TASK DATA Start Marker

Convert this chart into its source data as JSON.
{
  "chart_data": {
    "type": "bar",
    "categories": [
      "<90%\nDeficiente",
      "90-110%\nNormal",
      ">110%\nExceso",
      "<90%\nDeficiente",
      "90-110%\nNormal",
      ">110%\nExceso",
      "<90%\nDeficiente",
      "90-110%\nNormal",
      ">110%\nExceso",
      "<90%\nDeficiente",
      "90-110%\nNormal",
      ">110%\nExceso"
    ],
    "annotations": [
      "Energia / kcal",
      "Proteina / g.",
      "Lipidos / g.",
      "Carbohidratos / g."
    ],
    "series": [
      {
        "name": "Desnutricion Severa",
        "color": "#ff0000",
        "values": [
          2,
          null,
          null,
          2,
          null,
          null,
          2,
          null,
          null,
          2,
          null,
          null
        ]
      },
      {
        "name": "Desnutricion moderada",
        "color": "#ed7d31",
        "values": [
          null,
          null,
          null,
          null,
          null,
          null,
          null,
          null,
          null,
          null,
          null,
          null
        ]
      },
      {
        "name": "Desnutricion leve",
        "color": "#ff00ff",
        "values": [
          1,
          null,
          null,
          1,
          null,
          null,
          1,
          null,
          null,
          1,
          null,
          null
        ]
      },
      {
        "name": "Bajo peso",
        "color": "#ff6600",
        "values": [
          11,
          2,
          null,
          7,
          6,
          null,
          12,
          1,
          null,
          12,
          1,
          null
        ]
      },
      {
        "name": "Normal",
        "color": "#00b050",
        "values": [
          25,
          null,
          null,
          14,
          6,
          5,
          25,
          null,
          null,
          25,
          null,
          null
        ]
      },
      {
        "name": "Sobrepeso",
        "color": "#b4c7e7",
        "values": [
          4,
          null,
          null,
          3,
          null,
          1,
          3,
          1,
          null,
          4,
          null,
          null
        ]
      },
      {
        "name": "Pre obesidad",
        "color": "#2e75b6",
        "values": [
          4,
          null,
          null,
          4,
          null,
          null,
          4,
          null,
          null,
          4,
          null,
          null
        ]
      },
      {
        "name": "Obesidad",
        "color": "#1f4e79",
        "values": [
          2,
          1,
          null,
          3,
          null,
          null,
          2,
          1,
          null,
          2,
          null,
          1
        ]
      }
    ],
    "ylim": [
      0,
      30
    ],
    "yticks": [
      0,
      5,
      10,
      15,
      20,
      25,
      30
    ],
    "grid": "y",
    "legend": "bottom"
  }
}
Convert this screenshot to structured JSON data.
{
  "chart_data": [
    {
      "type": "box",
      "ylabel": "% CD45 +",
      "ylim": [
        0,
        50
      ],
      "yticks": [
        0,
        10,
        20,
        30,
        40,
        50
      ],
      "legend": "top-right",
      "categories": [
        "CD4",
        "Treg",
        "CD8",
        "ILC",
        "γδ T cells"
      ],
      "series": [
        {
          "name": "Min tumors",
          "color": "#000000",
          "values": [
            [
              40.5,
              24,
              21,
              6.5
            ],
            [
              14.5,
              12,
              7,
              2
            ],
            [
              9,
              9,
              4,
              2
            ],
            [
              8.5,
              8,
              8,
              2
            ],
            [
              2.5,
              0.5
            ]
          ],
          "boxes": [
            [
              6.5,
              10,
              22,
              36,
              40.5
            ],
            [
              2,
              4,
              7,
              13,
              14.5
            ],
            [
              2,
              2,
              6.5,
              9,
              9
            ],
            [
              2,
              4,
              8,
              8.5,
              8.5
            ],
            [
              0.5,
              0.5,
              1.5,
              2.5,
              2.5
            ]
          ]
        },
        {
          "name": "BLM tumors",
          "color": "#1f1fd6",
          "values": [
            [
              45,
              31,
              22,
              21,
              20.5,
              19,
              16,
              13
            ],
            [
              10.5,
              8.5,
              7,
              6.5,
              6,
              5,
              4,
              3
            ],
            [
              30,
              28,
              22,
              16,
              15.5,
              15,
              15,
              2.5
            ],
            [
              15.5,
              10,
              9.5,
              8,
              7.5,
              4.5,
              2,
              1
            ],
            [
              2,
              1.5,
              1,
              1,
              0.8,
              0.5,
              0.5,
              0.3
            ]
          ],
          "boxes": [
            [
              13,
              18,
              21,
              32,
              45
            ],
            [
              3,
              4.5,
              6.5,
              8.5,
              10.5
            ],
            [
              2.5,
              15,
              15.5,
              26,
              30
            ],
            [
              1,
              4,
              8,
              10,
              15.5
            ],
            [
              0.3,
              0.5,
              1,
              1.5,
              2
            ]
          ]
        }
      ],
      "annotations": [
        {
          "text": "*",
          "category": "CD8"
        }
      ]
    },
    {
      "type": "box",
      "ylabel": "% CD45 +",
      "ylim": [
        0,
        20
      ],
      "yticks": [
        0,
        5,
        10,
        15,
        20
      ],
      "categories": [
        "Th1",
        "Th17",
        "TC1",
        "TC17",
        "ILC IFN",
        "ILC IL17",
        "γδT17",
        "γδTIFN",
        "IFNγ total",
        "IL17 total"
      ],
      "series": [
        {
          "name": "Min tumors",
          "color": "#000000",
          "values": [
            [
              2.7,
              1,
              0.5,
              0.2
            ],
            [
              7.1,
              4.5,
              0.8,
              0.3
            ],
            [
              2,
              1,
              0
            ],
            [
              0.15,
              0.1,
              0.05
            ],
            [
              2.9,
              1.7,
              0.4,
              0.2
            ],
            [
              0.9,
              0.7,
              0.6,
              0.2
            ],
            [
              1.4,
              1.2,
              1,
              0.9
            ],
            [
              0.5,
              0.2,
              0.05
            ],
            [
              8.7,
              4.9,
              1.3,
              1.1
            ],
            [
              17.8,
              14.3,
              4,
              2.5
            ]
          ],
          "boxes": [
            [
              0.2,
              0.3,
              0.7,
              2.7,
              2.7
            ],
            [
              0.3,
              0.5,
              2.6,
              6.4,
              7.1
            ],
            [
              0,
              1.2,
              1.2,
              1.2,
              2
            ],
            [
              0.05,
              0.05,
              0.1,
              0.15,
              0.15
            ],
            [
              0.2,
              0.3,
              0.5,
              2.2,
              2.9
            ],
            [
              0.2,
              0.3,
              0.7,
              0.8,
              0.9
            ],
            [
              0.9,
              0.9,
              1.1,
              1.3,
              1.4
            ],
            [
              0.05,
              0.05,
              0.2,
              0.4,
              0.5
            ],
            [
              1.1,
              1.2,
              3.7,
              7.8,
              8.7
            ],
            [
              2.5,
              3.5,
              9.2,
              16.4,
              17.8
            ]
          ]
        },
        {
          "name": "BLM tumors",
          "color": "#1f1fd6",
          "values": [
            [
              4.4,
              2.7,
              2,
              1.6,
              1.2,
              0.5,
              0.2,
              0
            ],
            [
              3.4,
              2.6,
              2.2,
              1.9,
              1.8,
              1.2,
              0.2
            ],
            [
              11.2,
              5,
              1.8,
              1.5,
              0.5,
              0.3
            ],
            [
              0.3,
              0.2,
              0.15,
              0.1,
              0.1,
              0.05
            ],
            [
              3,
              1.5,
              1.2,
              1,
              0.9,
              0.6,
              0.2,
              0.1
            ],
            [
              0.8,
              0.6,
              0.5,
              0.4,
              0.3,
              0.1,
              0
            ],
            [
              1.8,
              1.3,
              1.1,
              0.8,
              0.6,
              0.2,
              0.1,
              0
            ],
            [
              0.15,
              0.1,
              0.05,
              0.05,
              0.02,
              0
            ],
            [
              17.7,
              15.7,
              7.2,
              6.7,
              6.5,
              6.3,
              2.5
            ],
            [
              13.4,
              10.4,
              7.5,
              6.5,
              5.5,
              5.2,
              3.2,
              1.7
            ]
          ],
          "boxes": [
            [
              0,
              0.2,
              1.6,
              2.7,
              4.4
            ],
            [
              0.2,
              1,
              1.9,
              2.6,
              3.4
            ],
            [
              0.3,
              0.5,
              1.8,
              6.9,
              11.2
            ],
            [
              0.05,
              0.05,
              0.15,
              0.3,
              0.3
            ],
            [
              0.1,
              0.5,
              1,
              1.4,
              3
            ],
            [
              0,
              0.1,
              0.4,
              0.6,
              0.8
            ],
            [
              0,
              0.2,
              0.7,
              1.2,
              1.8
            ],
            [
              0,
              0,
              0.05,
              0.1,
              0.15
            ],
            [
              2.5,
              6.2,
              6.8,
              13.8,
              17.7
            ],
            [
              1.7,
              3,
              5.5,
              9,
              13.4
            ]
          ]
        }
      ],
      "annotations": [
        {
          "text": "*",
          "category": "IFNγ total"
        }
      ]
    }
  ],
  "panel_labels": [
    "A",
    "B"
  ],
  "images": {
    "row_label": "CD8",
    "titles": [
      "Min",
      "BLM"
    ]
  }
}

TASK DATA End Marker

=== WHAT YOU SHOULD DO ===
How many lines in the records contain the word "JSON"? Reply with that number only.

=== YOUR SOLUTION ===
2